===== Record list

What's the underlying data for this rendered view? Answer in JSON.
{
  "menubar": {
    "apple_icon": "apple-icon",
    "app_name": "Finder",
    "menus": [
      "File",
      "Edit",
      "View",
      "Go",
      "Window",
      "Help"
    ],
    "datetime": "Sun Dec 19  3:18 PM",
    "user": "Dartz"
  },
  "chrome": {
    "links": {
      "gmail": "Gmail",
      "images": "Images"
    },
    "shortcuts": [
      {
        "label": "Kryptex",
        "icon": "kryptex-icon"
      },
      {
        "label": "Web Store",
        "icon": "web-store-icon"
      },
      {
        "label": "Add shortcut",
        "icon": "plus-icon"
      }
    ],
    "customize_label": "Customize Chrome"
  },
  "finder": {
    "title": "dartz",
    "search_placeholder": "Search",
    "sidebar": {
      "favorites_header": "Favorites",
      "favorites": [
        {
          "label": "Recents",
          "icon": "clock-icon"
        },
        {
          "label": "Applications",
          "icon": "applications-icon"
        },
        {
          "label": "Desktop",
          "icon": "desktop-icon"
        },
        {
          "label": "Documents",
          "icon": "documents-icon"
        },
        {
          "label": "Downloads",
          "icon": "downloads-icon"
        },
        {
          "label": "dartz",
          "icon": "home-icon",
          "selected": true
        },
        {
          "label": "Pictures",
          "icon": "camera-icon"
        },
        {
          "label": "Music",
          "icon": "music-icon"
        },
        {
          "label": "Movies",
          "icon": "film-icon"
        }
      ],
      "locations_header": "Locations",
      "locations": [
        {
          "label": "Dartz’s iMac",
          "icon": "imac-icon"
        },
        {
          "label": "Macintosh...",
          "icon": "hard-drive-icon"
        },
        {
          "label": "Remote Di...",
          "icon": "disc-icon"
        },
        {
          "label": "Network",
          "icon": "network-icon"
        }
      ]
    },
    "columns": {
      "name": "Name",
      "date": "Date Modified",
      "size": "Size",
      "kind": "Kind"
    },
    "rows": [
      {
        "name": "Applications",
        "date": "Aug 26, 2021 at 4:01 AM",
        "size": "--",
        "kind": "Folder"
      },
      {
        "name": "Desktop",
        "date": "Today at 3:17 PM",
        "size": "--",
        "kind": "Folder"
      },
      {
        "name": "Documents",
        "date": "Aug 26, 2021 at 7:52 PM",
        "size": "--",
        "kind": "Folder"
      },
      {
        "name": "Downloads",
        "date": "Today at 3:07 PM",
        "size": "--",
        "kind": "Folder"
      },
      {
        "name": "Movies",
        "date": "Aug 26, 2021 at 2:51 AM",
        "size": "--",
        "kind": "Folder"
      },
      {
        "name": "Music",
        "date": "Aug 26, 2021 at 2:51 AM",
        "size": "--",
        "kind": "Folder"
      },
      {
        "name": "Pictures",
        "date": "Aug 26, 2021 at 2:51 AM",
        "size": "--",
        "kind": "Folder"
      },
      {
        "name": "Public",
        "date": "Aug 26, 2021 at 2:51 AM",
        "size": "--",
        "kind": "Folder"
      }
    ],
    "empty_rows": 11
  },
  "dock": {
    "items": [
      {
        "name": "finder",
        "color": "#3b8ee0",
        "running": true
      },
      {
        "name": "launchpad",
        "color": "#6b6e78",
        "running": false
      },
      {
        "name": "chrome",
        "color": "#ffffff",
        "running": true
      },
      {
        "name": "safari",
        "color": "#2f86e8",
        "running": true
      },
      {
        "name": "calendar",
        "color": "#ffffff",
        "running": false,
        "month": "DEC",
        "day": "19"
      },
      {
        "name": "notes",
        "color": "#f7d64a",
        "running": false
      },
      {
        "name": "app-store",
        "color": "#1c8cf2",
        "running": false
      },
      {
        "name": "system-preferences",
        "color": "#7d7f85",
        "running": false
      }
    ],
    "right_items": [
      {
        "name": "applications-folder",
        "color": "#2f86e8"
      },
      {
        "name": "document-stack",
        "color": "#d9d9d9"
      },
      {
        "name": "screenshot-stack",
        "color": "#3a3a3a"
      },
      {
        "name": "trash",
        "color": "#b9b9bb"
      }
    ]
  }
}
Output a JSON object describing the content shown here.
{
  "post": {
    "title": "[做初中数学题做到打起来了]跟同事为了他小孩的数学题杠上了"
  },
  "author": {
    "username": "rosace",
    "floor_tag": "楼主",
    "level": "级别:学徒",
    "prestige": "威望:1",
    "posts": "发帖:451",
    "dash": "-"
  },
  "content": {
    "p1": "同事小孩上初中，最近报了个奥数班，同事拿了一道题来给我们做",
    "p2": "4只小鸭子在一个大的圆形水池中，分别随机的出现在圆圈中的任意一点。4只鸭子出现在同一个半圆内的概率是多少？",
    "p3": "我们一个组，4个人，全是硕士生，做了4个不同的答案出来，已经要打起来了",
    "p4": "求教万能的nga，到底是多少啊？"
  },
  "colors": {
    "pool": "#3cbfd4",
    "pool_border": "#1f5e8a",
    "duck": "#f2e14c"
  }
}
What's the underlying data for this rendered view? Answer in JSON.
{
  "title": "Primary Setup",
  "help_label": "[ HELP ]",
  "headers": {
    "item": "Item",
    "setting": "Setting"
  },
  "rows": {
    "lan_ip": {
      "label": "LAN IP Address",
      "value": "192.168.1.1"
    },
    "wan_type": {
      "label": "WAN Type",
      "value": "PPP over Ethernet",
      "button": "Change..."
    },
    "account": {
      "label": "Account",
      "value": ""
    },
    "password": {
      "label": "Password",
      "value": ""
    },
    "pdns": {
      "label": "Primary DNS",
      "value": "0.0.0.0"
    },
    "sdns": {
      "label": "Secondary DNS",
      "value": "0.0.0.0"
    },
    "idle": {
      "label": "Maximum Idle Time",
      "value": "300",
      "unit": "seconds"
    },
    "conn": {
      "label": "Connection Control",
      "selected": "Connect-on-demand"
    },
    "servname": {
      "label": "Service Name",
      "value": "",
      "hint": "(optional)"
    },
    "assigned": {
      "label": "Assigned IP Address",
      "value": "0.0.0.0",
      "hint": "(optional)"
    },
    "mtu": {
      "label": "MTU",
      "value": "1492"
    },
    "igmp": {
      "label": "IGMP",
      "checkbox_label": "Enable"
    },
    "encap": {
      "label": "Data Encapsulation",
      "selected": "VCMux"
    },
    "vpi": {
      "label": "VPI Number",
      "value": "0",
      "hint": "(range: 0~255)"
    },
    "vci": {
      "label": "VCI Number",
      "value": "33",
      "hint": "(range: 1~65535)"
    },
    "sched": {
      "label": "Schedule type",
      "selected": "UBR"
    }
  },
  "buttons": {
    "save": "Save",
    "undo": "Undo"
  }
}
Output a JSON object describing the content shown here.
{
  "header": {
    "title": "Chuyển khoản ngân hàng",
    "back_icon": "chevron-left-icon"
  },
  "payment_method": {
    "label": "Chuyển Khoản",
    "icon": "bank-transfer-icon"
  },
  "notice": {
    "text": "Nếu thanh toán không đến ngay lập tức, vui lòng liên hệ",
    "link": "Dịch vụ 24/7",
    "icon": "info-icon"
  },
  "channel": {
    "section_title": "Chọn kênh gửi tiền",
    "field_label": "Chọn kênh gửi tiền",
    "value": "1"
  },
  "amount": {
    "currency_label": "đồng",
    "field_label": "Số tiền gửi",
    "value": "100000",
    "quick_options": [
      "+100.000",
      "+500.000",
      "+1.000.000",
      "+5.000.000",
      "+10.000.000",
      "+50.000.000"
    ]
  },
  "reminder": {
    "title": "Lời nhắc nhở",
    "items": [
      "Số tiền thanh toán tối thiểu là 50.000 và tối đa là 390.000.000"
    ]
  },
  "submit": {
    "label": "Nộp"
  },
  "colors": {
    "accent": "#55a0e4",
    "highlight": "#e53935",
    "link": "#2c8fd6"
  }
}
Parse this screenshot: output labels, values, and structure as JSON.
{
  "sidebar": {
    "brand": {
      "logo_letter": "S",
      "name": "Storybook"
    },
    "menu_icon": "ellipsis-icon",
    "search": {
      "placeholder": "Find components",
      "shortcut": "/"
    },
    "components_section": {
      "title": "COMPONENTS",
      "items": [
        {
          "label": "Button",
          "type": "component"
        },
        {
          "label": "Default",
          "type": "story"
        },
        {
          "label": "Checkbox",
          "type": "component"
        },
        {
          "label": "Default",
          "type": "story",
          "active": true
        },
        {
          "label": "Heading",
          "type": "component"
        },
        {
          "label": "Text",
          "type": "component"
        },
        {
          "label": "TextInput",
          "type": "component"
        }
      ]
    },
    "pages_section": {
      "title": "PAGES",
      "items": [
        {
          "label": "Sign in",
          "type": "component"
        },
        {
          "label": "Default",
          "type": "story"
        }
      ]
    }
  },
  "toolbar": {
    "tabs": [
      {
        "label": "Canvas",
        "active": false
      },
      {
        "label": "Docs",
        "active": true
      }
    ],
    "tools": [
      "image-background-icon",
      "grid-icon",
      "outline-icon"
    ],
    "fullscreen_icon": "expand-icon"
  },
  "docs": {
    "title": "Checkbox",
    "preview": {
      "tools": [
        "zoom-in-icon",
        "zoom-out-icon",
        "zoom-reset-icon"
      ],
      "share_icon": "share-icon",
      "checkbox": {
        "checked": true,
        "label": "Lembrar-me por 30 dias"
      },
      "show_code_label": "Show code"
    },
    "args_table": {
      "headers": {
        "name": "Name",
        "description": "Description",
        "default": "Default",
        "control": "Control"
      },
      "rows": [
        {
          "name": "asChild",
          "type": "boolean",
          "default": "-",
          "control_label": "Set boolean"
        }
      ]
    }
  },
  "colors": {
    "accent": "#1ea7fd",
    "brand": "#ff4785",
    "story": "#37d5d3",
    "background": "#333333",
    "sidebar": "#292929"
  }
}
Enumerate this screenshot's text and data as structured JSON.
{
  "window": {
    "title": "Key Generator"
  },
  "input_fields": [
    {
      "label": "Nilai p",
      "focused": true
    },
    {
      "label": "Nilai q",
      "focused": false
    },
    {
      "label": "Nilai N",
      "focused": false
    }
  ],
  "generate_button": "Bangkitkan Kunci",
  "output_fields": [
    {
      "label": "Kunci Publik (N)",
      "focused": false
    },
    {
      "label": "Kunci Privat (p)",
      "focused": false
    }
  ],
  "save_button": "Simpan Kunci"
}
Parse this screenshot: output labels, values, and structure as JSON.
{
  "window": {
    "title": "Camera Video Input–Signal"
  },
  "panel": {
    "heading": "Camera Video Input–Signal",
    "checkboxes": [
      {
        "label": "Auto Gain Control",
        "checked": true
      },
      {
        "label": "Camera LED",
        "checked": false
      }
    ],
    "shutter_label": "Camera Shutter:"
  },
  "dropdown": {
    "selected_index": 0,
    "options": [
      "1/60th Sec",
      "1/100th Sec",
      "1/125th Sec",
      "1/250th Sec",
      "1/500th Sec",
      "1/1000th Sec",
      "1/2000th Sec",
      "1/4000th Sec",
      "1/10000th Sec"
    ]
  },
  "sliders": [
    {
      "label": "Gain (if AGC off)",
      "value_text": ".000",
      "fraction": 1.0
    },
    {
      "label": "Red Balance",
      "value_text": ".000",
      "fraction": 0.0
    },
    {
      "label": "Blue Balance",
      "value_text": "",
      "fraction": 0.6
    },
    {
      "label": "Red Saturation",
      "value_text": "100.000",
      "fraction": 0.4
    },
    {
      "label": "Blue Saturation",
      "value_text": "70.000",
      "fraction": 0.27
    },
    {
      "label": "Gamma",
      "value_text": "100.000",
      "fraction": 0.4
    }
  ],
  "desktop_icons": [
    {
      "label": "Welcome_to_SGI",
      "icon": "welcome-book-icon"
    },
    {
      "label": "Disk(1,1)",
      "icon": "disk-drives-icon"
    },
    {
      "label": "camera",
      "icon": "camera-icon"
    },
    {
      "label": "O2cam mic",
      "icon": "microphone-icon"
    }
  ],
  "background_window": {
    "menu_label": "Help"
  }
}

==========

▶ _Task prompt_
Track down every line holding the string "Chuyển" and copy it.

▶ _Output for this task_
    "title": "Chuyển khoản ngân hàng",
    "label": "Chuyển Khoản",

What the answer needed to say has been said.